WHAT TO PRODUCE: Repeat, exactly and completely, the entries shown underneath.

SUPPLIED MATERIAL:
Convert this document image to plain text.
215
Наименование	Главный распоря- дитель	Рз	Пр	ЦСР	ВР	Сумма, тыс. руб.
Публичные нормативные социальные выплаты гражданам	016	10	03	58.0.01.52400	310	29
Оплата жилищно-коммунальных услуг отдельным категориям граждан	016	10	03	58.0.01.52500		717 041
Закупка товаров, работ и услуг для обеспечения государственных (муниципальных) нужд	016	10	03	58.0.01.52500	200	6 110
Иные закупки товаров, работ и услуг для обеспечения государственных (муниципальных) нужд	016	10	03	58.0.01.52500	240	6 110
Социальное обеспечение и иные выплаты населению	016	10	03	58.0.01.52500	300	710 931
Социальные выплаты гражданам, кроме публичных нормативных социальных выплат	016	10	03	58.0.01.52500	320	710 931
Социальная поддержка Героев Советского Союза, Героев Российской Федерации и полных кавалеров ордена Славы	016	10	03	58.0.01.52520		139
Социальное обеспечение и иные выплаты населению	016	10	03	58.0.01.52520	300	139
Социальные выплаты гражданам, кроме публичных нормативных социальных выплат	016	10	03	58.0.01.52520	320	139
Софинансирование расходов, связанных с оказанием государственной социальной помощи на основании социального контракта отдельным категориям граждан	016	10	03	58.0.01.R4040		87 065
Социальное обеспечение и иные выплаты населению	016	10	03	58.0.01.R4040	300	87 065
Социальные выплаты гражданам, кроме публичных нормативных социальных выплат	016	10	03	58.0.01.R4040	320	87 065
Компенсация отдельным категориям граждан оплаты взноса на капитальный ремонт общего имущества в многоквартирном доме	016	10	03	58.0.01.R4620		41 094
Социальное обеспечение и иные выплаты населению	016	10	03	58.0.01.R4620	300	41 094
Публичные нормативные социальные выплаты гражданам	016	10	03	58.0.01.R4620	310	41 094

ANSWER FOR THIS EXERCISE:
Convert this document image to plain text.
215
Наименование	Главный распоря- дитель	Рз	Пр	ЦСР	ВР	Сумма, тыс. руб.
Публичные нормативные социальные выплаты гражданам	016	10	03	58.0.01.52400	310	29
Оплата жилищно-коммунальных услуг отдельным категориям граждан	016	10	03	58.0.01.52500		717 041
Закупка товаров, работ и услуг для обеспечения государственных (муниципальных) нужд	016	10	03	58.0.01.52500	200	6 110
Иные закупки товаров, работ и услуг для обеспечения государственных (муниципальных) нужд	016	10	03	58.0.01.52500	240	6 110
Социальное обеспечение и иные выплаты населению	016	10	03	58.0.01.52500	300	710 931
Социальные выплаты гражданам, кроме публичных нормативных социальных выплат	016	10	03	58.0.01.52500	320	710 931
Социальная поддержка Героев Советского Союза, Героев Российской Федерации и полных кавалеров ордена Славы	016	10	03	58.0.01.52520		139
Социальное обеспечение и иные выплаты населению	016	10	03	58.0.01.52520	300	139
Социальные выплаты гражданам, кроме публичных нормативных социальных выплат	016	10	03	58.0.01.52520	320	139
Софинансирование расходов, связанных с оказанием государственной социальной помощи на основании социального контракта отдельным категориям граждан	016	10	03	58.0.01.R4040		87 065
Социальное обеспечение и иные выплаты населению	016	10	03	58.0.01.R4040	300	87 065
Социальные выплаты гражданам, кроме публичных нормативных социальных выплат	016	10	03	58.0.01.R4040	320	87 065
Компенсация отдельным категориям граждан оплаты взноса на капитальный ремонт общего имущества в многоквартирном доме	016	10	03	58.0.01.R4620		41 094
Социальное обеспечение и иные выплаты населению	016	10	03	58.0.01.R4620	300	41 094
Публичные нормативные социальные выплаты гражданам	016	10	03	58.0.01.R4620	310	41 094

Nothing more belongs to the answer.